* **The request**
Determine how many lines contain the string "Pool" and reply with that number alone.

=== Items ===

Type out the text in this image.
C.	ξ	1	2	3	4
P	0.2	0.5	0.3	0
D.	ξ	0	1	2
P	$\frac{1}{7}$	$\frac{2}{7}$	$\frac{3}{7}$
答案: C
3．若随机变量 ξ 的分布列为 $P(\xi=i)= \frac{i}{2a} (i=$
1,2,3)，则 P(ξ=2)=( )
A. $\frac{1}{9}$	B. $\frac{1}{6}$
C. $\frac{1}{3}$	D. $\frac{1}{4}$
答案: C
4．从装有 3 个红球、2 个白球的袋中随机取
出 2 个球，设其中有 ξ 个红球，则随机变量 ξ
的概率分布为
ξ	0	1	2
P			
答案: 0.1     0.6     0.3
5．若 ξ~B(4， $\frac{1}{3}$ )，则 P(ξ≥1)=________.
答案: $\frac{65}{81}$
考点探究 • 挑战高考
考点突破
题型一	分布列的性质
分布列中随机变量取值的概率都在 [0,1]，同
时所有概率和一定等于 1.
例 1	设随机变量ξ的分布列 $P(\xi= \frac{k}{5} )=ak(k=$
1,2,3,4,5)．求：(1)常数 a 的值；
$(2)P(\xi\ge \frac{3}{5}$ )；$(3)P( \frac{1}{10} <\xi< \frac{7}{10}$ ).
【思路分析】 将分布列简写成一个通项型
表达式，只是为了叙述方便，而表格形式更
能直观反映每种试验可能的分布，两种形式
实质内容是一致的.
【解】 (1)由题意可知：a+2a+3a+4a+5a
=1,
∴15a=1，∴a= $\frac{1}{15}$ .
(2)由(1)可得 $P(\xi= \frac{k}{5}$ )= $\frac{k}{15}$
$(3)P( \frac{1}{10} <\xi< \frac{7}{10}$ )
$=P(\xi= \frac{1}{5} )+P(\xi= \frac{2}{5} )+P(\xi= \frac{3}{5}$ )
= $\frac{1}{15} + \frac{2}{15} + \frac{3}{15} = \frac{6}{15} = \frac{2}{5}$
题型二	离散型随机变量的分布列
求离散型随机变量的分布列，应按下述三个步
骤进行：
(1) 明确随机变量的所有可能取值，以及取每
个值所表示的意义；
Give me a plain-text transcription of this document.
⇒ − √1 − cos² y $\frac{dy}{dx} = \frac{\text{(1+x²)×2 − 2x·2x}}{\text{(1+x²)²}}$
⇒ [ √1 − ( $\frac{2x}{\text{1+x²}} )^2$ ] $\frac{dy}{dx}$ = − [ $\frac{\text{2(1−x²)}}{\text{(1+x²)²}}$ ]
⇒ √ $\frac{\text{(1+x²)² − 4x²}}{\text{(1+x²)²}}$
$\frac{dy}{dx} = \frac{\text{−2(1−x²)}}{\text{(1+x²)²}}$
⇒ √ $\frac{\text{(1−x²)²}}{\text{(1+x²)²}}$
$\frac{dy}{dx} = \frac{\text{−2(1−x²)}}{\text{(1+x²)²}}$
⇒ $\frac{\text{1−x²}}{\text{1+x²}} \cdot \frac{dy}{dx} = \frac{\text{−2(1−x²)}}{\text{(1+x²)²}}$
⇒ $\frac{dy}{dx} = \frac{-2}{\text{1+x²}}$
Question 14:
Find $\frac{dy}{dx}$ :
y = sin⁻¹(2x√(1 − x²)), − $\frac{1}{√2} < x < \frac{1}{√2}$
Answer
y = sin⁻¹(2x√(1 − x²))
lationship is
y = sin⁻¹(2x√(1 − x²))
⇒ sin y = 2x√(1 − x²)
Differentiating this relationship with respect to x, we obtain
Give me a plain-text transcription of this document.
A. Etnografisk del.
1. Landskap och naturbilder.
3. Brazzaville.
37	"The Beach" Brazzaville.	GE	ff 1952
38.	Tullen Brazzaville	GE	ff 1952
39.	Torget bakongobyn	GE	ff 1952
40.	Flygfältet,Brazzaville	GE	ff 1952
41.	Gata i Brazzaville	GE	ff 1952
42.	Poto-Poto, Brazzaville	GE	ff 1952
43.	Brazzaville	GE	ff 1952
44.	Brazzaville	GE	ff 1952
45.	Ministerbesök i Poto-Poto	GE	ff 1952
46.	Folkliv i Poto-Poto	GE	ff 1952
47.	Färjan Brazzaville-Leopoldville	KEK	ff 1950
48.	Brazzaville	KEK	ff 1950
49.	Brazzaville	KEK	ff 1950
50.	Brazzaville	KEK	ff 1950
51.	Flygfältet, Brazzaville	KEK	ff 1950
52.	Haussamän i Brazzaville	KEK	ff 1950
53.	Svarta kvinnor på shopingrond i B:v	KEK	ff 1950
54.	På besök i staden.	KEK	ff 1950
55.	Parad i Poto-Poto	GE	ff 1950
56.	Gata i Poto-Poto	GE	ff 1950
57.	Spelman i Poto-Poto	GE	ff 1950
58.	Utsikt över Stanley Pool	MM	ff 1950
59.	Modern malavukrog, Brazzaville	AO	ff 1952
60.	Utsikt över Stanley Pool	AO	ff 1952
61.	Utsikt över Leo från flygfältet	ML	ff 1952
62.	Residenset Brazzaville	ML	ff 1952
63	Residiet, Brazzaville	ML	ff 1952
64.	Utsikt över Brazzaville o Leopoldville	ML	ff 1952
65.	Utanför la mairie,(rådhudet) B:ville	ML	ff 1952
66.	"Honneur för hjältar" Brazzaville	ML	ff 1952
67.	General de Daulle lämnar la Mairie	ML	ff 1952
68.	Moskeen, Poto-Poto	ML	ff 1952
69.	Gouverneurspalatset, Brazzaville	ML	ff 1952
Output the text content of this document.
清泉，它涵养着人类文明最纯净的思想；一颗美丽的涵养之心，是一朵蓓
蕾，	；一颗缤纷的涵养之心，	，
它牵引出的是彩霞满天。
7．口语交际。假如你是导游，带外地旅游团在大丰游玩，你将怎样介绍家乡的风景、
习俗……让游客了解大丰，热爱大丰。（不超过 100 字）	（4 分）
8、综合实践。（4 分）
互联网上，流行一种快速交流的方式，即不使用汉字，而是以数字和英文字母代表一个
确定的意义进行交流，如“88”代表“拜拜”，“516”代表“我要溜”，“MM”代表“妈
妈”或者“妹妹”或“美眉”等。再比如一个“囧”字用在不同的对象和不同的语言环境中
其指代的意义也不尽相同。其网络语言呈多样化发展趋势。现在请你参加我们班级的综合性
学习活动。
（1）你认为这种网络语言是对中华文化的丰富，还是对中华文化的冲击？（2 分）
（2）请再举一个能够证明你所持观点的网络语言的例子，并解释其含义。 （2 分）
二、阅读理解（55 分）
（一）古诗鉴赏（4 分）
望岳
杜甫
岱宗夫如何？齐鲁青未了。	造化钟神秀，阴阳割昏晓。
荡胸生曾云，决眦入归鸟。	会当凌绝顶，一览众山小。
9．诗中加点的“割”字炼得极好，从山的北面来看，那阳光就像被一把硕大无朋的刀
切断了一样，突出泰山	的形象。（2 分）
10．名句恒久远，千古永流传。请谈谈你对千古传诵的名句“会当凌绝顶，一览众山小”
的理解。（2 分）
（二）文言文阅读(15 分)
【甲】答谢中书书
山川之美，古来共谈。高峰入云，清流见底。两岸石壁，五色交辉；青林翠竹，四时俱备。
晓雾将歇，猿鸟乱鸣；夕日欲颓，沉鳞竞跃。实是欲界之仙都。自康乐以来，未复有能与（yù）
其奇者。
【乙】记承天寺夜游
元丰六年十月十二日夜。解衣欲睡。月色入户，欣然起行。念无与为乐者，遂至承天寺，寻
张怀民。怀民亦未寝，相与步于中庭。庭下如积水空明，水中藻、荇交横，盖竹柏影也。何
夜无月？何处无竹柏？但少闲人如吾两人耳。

===

* **Output for this exercise**
2